Goal. Reproduce every entry exactly, without alteration.

Data records:
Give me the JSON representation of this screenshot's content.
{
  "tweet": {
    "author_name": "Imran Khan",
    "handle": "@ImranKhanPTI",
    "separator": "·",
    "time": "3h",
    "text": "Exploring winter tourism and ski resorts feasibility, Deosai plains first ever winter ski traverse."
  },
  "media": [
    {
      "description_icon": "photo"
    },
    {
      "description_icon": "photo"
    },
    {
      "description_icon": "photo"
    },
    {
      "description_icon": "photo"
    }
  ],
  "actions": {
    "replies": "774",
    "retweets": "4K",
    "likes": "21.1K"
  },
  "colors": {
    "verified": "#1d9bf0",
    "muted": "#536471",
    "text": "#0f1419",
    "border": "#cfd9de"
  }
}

The result.
Give me the JSON representation of this screenshot's content.
{
  "tweet": {
    "author_name": "Imran Khan",
    "handle": "@ImranKhanPTI",
    "separator": "·",
    "time": "3h",
    "text": "Exploring winter tourism and ski resorts feasibility, Deosai plains first ever winter ski traverse."
  },
  "media": [
    {
      "description_icon": "photo"
    },
    {
      "description_icon": "photo"
    },
    {
      "description_icon": "photo"
    },
    {
      "description_icon": "photo"
    }
  ],
  "actions": {
    "replies": "774",
    "retweets": "4K",
    "likes": "21.1K"
  },
  "colors": {
    "verified": "#1d9bf0",
    "muted": "#536471",
    "text": "#0f1419",
    "border": "#cfd9de"
  }
}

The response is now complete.